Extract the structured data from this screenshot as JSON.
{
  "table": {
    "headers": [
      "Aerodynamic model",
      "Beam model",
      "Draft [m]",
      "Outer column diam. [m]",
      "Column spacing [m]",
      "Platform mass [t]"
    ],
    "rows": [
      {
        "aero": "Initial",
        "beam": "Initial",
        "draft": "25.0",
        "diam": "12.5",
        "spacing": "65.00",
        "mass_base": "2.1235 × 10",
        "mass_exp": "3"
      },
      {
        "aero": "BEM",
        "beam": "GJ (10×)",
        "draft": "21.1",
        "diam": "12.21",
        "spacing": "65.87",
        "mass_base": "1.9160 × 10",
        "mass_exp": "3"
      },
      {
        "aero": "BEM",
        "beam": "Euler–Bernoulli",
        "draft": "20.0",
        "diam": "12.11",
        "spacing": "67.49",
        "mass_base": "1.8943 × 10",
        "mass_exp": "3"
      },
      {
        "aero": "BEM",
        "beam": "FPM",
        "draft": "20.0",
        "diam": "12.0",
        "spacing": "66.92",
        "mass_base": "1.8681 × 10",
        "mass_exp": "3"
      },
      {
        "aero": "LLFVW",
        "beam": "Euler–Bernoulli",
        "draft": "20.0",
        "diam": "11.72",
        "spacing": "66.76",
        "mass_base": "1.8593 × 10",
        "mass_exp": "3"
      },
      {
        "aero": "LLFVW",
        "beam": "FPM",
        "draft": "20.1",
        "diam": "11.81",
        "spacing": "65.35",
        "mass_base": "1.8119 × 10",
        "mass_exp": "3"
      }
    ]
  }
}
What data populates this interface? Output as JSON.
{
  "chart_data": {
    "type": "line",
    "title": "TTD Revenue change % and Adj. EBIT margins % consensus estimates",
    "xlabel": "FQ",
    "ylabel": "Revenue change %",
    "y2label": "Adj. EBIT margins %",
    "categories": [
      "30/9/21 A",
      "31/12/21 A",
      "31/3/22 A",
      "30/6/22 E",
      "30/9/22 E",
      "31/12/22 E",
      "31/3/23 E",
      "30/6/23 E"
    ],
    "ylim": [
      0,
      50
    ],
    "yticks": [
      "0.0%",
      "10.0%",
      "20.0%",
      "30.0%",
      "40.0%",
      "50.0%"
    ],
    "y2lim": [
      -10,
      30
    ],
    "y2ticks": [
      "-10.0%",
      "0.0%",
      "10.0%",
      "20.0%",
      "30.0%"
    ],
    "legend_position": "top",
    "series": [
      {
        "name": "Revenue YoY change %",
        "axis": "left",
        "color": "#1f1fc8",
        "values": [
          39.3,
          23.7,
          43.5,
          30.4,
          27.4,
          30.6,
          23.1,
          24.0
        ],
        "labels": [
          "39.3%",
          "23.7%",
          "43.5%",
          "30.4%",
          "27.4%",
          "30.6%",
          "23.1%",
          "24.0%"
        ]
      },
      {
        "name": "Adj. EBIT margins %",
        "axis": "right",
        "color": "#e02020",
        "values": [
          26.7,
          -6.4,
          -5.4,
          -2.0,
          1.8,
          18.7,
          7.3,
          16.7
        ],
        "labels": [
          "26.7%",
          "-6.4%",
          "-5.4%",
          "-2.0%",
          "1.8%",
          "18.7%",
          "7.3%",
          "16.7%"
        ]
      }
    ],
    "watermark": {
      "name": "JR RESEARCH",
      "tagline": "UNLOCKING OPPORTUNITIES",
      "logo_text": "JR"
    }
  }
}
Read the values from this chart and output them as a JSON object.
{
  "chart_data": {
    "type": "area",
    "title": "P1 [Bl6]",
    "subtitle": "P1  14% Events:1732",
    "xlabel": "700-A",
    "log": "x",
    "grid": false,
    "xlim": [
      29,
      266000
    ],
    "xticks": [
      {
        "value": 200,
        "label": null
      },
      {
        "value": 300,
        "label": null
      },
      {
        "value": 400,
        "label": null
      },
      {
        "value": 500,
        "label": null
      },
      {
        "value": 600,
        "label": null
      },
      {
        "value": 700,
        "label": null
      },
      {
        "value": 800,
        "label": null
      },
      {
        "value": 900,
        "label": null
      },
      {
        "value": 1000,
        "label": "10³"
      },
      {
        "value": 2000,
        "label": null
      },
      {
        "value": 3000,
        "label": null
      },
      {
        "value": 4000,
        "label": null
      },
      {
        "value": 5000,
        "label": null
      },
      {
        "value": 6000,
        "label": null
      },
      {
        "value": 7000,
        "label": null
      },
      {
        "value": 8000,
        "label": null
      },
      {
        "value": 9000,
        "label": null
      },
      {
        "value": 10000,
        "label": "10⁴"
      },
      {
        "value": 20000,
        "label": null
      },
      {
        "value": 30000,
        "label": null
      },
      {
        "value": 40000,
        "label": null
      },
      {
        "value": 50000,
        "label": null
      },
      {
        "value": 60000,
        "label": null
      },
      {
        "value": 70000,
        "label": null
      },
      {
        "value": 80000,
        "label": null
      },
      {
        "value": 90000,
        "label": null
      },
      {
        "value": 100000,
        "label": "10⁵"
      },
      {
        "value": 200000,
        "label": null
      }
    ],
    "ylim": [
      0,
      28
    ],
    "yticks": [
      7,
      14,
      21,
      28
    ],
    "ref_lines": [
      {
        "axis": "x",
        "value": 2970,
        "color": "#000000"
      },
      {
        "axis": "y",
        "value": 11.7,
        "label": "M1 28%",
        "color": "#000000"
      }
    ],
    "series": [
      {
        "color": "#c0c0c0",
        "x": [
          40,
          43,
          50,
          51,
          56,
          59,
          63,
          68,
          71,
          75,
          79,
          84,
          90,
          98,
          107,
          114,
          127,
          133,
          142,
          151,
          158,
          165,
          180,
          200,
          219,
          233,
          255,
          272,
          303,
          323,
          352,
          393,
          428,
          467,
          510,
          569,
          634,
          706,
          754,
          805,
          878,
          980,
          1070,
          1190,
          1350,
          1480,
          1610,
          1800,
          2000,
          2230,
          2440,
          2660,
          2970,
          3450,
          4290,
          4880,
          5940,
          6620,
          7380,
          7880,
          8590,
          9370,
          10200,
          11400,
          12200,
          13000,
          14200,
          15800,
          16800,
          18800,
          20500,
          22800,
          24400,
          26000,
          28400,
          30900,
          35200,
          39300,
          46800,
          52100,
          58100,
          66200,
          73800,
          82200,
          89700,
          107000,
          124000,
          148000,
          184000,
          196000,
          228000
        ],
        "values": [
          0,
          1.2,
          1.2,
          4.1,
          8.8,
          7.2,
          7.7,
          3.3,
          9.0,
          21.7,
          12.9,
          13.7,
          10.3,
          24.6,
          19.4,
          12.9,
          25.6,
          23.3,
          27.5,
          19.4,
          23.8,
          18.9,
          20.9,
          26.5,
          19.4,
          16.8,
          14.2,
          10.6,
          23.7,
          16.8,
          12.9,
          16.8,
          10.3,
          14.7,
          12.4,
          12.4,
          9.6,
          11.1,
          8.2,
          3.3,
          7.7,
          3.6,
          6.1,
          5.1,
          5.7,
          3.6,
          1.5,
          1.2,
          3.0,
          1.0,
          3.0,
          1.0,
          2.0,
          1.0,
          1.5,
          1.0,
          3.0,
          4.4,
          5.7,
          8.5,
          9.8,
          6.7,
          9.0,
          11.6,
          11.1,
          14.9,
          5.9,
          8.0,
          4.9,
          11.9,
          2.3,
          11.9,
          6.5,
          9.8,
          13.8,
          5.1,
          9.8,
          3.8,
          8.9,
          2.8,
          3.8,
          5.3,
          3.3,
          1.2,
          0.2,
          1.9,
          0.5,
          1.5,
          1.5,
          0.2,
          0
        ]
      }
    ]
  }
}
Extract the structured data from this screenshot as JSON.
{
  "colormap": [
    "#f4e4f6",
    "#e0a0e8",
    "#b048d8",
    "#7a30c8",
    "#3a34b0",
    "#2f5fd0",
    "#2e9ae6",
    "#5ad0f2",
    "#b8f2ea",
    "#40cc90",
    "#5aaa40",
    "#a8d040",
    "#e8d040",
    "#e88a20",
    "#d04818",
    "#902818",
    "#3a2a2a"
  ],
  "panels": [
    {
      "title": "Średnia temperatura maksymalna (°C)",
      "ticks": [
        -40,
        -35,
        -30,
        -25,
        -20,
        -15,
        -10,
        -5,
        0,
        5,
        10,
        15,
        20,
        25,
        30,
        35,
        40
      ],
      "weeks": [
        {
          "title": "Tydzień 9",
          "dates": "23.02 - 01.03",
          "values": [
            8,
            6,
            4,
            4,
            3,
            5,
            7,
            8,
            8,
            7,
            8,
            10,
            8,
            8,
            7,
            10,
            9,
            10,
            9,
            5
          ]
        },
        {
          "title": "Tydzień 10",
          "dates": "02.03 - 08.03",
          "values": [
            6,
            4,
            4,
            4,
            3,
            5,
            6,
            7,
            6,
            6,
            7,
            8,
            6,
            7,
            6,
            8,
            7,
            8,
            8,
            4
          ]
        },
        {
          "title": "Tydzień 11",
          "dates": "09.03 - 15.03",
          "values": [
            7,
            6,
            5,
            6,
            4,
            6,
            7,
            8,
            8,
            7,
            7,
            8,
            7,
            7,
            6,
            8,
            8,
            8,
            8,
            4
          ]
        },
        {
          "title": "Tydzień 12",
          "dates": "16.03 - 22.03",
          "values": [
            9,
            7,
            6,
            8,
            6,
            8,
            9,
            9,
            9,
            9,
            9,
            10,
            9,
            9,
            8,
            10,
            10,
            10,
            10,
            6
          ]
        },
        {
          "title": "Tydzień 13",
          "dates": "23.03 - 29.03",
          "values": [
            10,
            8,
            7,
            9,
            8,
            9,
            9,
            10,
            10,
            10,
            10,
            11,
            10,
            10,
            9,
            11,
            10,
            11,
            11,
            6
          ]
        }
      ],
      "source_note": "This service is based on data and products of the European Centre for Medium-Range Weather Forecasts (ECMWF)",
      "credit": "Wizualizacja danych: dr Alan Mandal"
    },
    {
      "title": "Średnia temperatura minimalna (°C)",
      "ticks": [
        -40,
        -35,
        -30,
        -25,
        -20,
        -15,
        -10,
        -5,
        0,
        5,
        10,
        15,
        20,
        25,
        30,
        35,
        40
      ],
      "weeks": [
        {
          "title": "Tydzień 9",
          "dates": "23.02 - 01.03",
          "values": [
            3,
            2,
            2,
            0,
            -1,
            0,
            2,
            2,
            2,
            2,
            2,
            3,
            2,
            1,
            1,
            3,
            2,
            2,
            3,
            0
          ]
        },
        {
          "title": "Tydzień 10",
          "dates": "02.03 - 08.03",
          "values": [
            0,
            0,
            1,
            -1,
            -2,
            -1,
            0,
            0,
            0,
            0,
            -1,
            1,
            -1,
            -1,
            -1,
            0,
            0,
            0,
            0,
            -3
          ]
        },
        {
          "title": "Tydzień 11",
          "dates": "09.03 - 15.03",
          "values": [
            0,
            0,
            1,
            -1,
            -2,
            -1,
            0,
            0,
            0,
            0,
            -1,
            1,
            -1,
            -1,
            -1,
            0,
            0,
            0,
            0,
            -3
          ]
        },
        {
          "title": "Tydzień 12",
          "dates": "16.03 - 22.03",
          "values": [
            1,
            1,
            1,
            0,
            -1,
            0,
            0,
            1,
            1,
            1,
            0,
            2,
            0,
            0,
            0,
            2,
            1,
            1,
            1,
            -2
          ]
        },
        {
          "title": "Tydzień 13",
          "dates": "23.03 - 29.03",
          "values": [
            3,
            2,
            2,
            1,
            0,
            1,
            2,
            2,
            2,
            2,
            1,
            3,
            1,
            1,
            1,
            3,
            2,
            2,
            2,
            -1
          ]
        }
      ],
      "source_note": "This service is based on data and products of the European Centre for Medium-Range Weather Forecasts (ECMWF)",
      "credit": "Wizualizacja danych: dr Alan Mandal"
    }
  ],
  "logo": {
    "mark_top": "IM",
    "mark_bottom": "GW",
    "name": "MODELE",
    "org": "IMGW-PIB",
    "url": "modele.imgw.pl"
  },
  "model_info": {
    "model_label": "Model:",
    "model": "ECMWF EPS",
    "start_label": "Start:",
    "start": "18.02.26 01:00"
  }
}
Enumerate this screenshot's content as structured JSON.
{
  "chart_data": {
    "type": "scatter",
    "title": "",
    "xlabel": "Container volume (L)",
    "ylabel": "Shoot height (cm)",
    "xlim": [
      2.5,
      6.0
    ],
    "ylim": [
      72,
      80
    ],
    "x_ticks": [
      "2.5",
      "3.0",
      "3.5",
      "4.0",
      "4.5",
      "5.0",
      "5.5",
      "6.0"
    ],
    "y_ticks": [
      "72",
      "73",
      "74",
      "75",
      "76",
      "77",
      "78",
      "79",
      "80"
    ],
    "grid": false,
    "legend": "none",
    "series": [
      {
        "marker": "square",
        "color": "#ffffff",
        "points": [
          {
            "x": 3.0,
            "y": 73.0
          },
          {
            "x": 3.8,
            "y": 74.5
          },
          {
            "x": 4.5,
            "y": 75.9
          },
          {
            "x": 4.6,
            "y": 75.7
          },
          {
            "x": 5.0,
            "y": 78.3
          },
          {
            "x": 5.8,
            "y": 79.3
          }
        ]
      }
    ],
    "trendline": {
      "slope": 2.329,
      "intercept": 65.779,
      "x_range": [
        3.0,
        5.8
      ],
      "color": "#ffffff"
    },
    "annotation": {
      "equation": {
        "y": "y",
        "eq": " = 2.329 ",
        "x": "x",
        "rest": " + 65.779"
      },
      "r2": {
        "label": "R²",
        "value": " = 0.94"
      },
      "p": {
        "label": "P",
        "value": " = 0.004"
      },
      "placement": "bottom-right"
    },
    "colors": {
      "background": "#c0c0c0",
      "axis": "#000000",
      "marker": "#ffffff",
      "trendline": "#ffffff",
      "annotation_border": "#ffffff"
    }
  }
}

The request: State the number of lines in the preceding entries that include the word "temperatura". Provide nothing else.

The completed task: 2